» **Exercise**
Every entry must be given again exactly.

» **Extracted entries**
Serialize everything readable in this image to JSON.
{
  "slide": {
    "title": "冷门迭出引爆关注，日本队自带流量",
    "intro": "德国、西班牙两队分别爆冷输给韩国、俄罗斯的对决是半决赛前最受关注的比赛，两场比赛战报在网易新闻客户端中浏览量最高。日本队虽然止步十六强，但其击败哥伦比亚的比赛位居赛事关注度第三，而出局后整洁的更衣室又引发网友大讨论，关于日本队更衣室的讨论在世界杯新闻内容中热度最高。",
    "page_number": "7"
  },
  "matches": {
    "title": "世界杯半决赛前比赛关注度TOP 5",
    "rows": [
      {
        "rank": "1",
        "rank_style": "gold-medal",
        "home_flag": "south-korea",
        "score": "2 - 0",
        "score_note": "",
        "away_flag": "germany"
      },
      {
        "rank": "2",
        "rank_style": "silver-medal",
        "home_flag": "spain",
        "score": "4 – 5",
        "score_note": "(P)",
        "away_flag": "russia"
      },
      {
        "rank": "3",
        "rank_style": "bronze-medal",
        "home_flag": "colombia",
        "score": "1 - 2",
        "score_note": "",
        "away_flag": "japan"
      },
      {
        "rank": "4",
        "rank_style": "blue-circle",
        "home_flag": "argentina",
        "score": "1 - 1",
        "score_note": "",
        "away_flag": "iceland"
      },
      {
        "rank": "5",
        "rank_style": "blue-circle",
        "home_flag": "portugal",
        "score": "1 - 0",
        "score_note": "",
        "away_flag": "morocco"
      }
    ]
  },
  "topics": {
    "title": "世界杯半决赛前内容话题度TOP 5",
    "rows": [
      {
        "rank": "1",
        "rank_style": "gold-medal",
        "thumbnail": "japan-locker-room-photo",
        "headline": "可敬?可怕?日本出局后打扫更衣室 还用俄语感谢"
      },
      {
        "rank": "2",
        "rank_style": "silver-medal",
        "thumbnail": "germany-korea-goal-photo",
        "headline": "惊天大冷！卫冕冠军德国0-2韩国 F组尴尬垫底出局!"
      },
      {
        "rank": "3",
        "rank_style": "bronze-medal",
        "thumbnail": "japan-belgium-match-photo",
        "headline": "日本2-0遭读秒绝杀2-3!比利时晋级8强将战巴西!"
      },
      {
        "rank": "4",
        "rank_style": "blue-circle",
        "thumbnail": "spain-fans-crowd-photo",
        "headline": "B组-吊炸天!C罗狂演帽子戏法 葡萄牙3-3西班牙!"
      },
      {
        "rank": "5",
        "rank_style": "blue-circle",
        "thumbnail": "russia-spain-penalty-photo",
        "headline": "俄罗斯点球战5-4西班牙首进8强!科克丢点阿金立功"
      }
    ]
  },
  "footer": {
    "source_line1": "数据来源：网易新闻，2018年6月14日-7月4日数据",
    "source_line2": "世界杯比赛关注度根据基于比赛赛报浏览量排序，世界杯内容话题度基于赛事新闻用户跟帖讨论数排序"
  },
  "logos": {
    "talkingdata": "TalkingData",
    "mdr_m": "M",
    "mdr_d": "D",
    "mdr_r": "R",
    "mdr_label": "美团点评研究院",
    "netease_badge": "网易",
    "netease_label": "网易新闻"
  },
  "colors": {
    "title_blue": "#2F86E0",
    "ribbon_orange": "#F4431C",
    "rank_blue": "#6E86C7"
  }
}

» **Response below**
Serialize everything readable in this image to JSON.
{
  "slide": {
    "title": "冷门迭出引爆关注，日本队自带流量",
    "intro": "德国、西班牙两队分别爆冷输给韩国、俄罗斯的对决是半决赛前最受关注的比赛，两场比赛战报在网易新闻客户端中浏览量最高。日本队虽然止步十六强，但其击败哥伦比亚的比赛位居赛事关注度第三，而出局后整洁的更衣室又引发网友大讨论，关于日本队更衣室的讨论在世界杯新闻内容中热度最高。",
    "page_number": "7"
  },
  "matches": {
    "title": "世界杯半决赛前比赛关注度TOP 5",
    "rows": [
      {
        "rank": "1",
        "rank_style": "gold-medal",
        "home_flag": "south-korea",
        "score": "2 - 0",
        "score_note": "",
        "away_flag": "germany"
      },
      {
        "rank": "2",
        "rank_style": "silver-medal",
        "home_flag": "spain",
        "score": "4 – 5",
        "score_note": "(P)",
        "away_flag": "russia"
      },
      {
        "rank": "3",
        "rank_style": "bronze-medal",
        "home_flag": "colombia",
        "score": "1 - 2",
        "score_note": "",
        "away_flag": "japan"
      },
      {
        "rank": "4",
        "rank_style": "blue-circle",
        "home_flag": "argentina",
        "score": "1 - 1",
        "score_note": "",
        "away_flag": "iceland"
      },
      {
        "rank": "5",
        "rank_style": "blue-circle",
        "home_flag": "portugal",
        "score": "1 - 0",
        "score_note": "",
        "away_flag": "morocco"
      }
    ]
  },
  "topics": {
    "title": "世界杯半决赛前内容话题度TOP 5",
    "rows": [
      {
        "rank": "1",
        "rank_style": "gold-medal",
        "thumbnail": "japan-locker-room-photo",
        "headline": "可敬?可怕?日本出局后打扫更衣室 还用俄语感谢"
      },
      {
        "rank": "2",
        "rank_style": "silver-medal",
        "thumbnail": "germany-korea-goal-photo",
        "headline": "惊天大冷！卫冕冠军德国0-2韩国 F组尴尬垫底出局!"
      },
      {
        "rank": "3",
        "rank_style": "bronze-medal",
        "thumbnail": "japan-belgium-match-photo",
        "headline": "日本2-0遭读秒绝杀2-3!比利时晋级8强将战巴西!"
      },
      {
        "rank": "4",
        "rank_style": "blue-circle",
        "thumbnail": "spain-fans-crowd-photo",
        "headline": "B组-吊炸天!C罗狂演帽子戏法 葡萄牙3-3西班牙!"
      },
      {
        "rank": "5",
        "rank_style": "blue-circle",
        "thumbnail": "russia-spain-penalty-photo",
        "headline": "俄罗斯点球战5-4西班牙首进8强!科克丢点阿金立功"
      }
    ]
  },
  "footer": {
    "source_line1": "数据来源：网易新闻，2018年6月14日-7月4日数据",
    "source_line2": "世界杯比赛关注度根据基于比赛赛报浏览量排序，世界杯内容话题度基于赛事新闻用户跟帖讨论数排序"
  },
  "logos": {
    "talkingdata": "TalkingData",
    "mdr_m": "M",
    "mdr_d": "D",
    "mdr_r": "R",
    "mdr_label": "美团点评研究院",
    "netease_badge": "网易",
    "netease_label": "网易新闻"
  },
  "colors": {
    "title_blue": "#2F86E0",
    "ribbon_orange": "#F4431C",
    "rank_blue": "#6E86C7"
  }
}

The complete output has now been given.